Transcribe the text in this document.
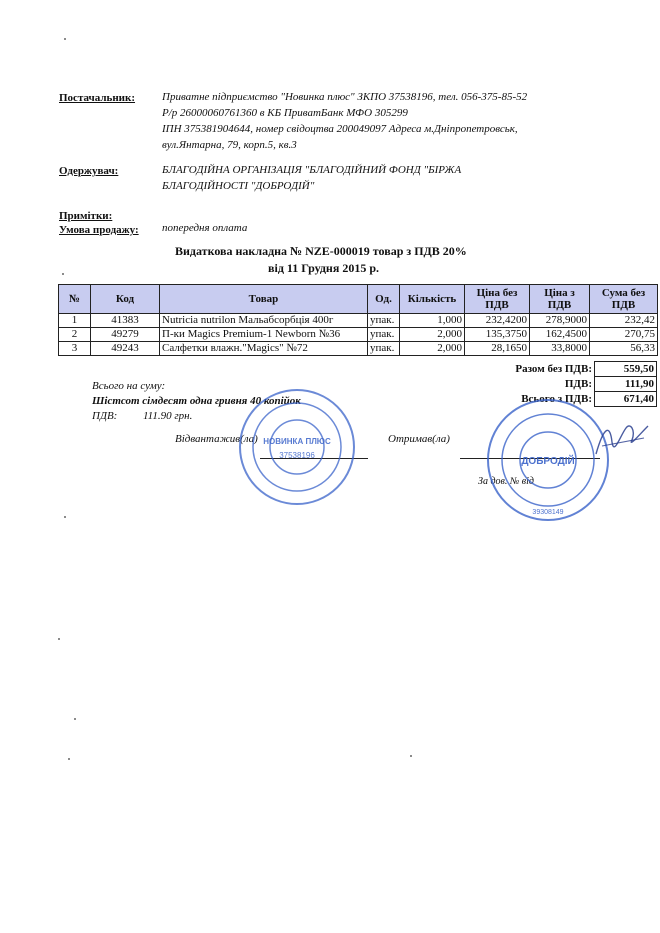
Постачальник: Приватне підприємство "Новинка плюс" ЗКПО 37538196, тел. 056-375-85-52
Р/р 26000060761360 в КБ ПриватБанк МФО 305299
ІПН 375381904644, номер свідоцтва 200049097 Адреса м.Дніпропетровськ,
вул.Янтарна, 79, корп.5, кв.3
Одержувач:	БЛАГОДІЙНА ОРГАНІЗАЦІЯ "БЛАГОДІЙНИЙ ФОНД "БІРЖА
БЛАГОДІЙНОСТІ "ДОБРОДІЙ"
Примітки:
Умова продажу: попередня оплата
Видаткова накладна № NZE-000019 товар з ПДВ 20%
від 11 Грудня 2015 р.
№	Код	Товар	Од.	Кількість	Ціна без ПДВ	Ціна з ПДВ	Сума без ПДВ
1	41383	Nutricia nutrilon Мальабсорбція 400г	упак.	1,000	232,4200	278,9000	232,42
2	49279	П-ки Magics Premium-1 Newborn №36	упак.	2,000	135,3750	162,4500	270,75
3	49243	Салфетки влажн."Magics" №72	упак.	2,000	28,1650	33,8000	56,33
Разом без ПДВ:	559,50
ПДВ:	111,90
Всього з ПДВ:	671,40
Всього на суму:
Шістсот сімдесят одна гривня 40 копійок
ПДВ: 111.90 грн.
Відвантажив(ла)	Отримав(ла)
За дов. № від
НОВИНКА ПЛЮС
37538196
ДОБРОДІЙ
39308149
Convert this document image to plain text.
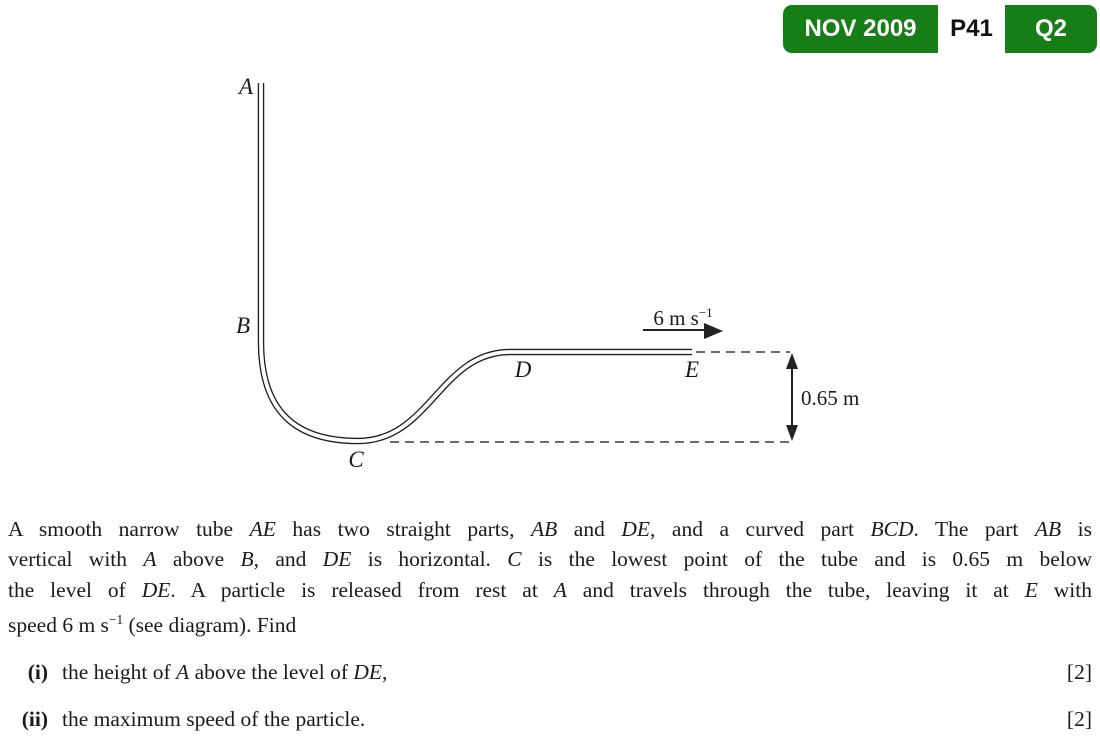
NOV 2009	P41	Q2
A
B
C
D	E
6 m $s^{-1}$
0.65 m
A smooth narrow tube AE has two straight parts, AB and DE, and a curved part BCD. The part AB is
vertical with A above B, and DE is horizontal. C is the lowest point of the tube and is 0.65 m below
the level of DE. A particle is released from rest at A and travels through the tube, leaving it at E with
speed 6 m $s^{-1}$ (see diagram). Find
(i) the height of A above the level of DE,	[2]
(ii) the maximum speed of the particle.	[2]
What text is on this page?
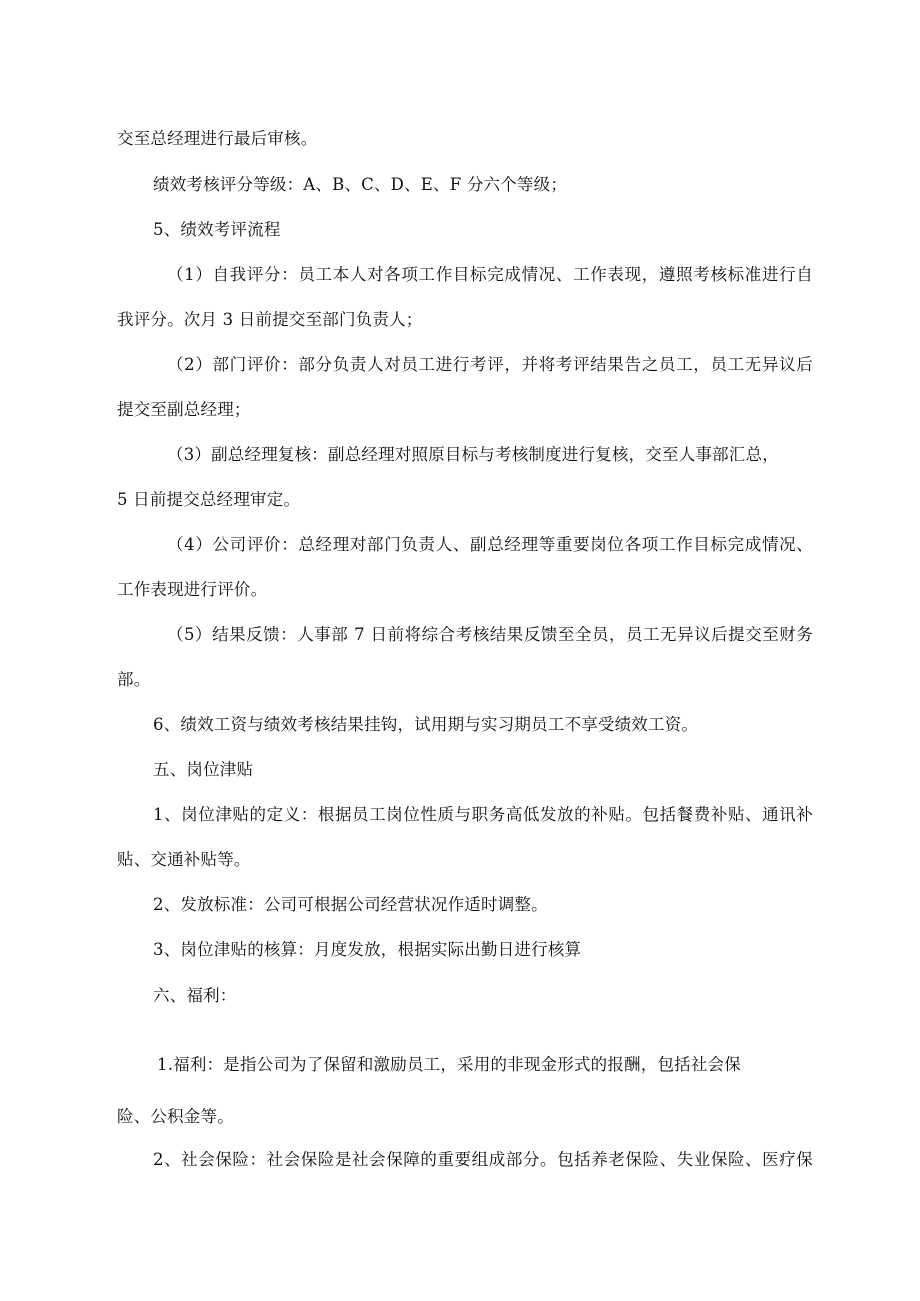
交至总经理进行最后审核。
绩效考核评分等级：A、B、C、D、E、F 分六个等级；
5、绩效考评流程
（1）自我评分：员工本人对各项工作目标完成情况、工作表现，遵照考核标准进行自
我评分。次月 3 日前提交至部门负责人；
（2）部门评价：部分负责人对员工进行考评，并将考评结果告之员工，员工无异议后
提交至副总经理；
（3）副总经理复核：副总经理对照原目标与考核制度进行复核，交至人事部汇总，
5 日前提交总经理审定。
（4）公司评价：总经理对部门负责人、副总经理等重要岗位各项工作目标完成情况、
工作表现进行评价。
（5）结果反馈：人事部 7 日前将综合考核结果反馈至全员，员工无异议后提交至财务
部。
6、绩效工资与绩效考核结果挂钩，试用期与实习期员工不享受绩效工资。
五、岗位津贴
1、岗位津贴的定义：根据员工岗位性质与职务高低发放的补贴。包括餐费补贴、通讯补
贴、交通补贴等。
2、发放标准：公司可根据公司经营状况作适时调整。
3、岗位津贴的核算：月度发放，根据实际出勤日进行核算
六、福利：
1.福利：是指公司为了保留和激励员工，采用的非现金形式的报酬，包括社会保
险、公积金等。
2、社会保险：社会保险是社会保障的重要组成部分。包括养老保险、失业保险、医疗保
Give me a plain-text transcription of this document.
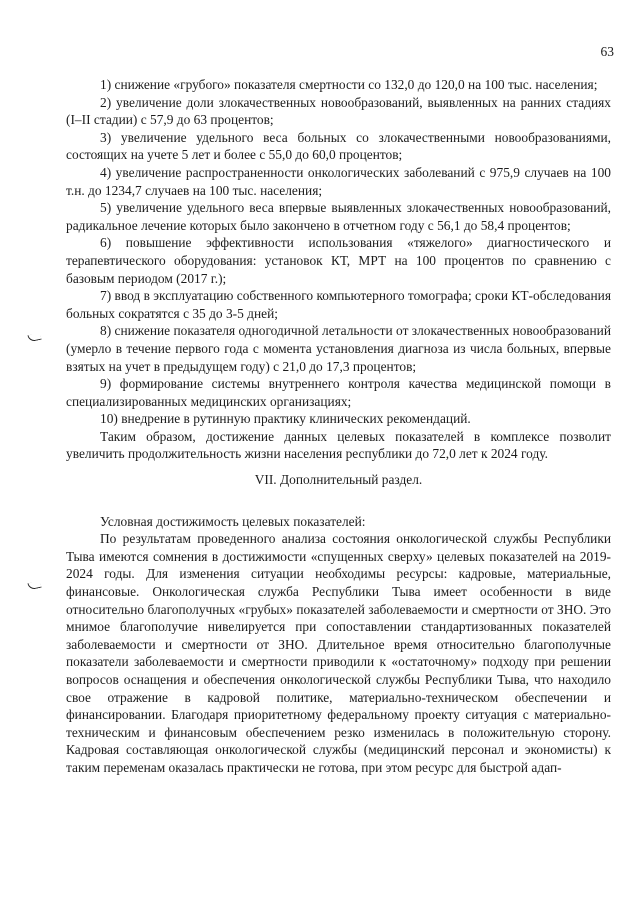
63

1) снижение «грубого» показателя смертности со 132,0 до 120,0 на 100 тыс. населения;

2) увеличение доли злокачественных новообразований, выявленных на ранних стадиях (I–II стадии) с 57,9 до 63 процентов;

3) увеличение удельного веса больных со злокачественными новообразованиями, состоящих на учете 5 лет и более с 55,0 до 60,0 процентов;

4) увеличение распространенности онкологических заболеваний с 975,9 случаев на 100 т.н. до 1234,7 случаев на 100 тыс. населения;

5) увеличение удельного веса впервые выявленных злокачественных новообразований, радикальное лечение которых было закончено в отчетном году с 56,1 до 58,4 процентов;

6) повышение эффективности использования «тяжелого» диагностического и терапевтического оборудования: установок КТ, МРТ на 100 процентов по сравнению с базовым периодом (2017 г.);

7) ввод в эксплуатацию собственного компьютерного томографа; сроки КТ-обследования больных сократятся с 35 до 3-5 дней;

8) снижение показателя одногодичной летальности от злокачественных новообразований (умерло в течение первого года с момента установления диагноза из числа больных, впервые взятых на учет в предыдущем году) с 21,0 до 17,3 процентов;

9) формирование системы внутреннего контроля качества медицинской помощи в специализированных медицинских организациях;

10) внедрение в рутинную практику клинических рекомендаций.

Таким образом, достижение данных целевых показателей в комплексе позволит увеличить продолжительность жизни населения республики до 72,0 лет к 2024 году.

VII. Дополнительный раздел.

Условная достижимость целевых показателей:

По результатам проведенного анализа состояния онкологической службы Республики Тыва имеются сомнения в достижимости «спущенных сверху» целевых показателей на 2019-2024 годы. Для изменения ситуации необходимы ресурсы: кадровые, материальные, финансовые. Онкологическая служба Республики Тыва имеет особенности в виде относительно благополучных «грубых» показателей заболеваемости и смертности от ЗНО. Это мнимое благополучие нивелируется при сопоставлении стандартизованных показателей заболеваемости и смертности от ЗНО. Длительное время относительно благополучные показатели заболеваемости и смертности приводили к «остаточному» подходу при решении вопросов оснащения и обеспечения онкологической службы Республики Тыва, что находило свое отражение в кадровой политике, материально-техническом обеспечении и финансировании. Благодаря приоритетному федеральному проекту ситуация с материально-техническим и финансовым обеспечением резко изменилась в положительную сторону. Кадровая составляющая онкологической службы (медицинский персонал и экономисты) к таким переменам оказалась практически не готова, при этом ресурс для быстрой адап-
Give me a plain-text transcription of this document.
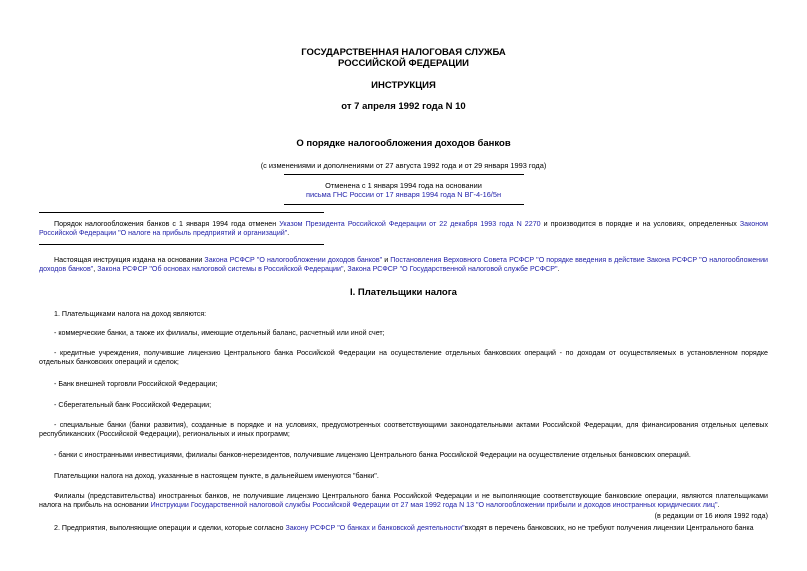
ГОСУДАРСТВЕННАЯ НАЛОГОВАЯ СЛУЖБА
РОССИЙСКОЙ ФЕДЕРАЦИИ
ИНСТРУКЦИЯ
от 7 апреля 1992 года N 10
О порядке налогообложения доходов банков
(с изменениями и дополнениями от 27 августа 1992 года и от 29 января 1993 года)
Отменена с 1 января 1994 года на основании
письма ГНС России от 17 января 1994 года N ВГ-4-16/5н
Порядок налогообложения банков с 1 января 1994 года отменен Указом Президента Российской Федерации от 22 декабря 1993 года N 2270 и производится в порядке и на условиях, определенных Законом Российской Федерации "О налоге на прибыль предприятий и организаций".
Настоящая инструкция издана на основании Закона РСФСР "О налогообложении доходов банков" и Постановления Верховного Совета РСФСР "О порядке введения в действие Закона РСФСР "О налогообложении доходов банков", Закона РСФСР "Об основах налоговой системы в Российской Федерации", Закона РСФСР "О Государственной налоговой службе РСФСР".
I. Плательщики налога
1. Плательщиками налога на доход являются:
- коммерческие банки, а также их филиалы, имеющие отдельный баланс, расчетный или иной счет;
- кредитные учреждения, получившие лицензию Центрального банка Российской Федерации на осуществление отдельных банковских операций - по доходам от осуществляемых в установленном порядке отдельных банковских операций и сделок;
- Банк внешней торговли Российской Федерации;
- Сберегательный банк Российской Федерации;
- специальные банки (банки развития), созданные в порядке и на условиях, предусмотренных соответствующими законодательными актами Российской Федерации, для финансирования отдельных целевых республиканских (Российской Федерации), региональных и иных программ;
- банки с иностранными инвестициями, филиалы банков-нерезидентов, получившие лицензию Центрального банка Российской Федерации на осуществление отдельных банковских операций.
Плательщики налога на доход, указанные в настоящем пункте, в дальнейшем именуются "банки".
Филиалы (представительства) иностранных банков, не получившие лицензию Центрального банка Российской Федерации и не выполняющие соответствующие банковские операции, являются плательщиками налога на прибыль на основании Инструкции Государственной налоговой службы Российской Федерации от 27 мая 1992 года N 13 "О налогообложении прибыли и доходов иностранных юридических лиц".
(в редакции от 16 июля 1992 года)
2. Предприятия, выполняющие операции и сделки, которые согласно Закону РСФСР "О банках и банковской деятельности"входят в перечень банковских, но не требуют получения лицензии Центрального банка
* * * * *
- _Problem to solve_
Check each line of the data above for the word "банка" and say how many lines have it. Give the number alone.

- _Finished exercise_
4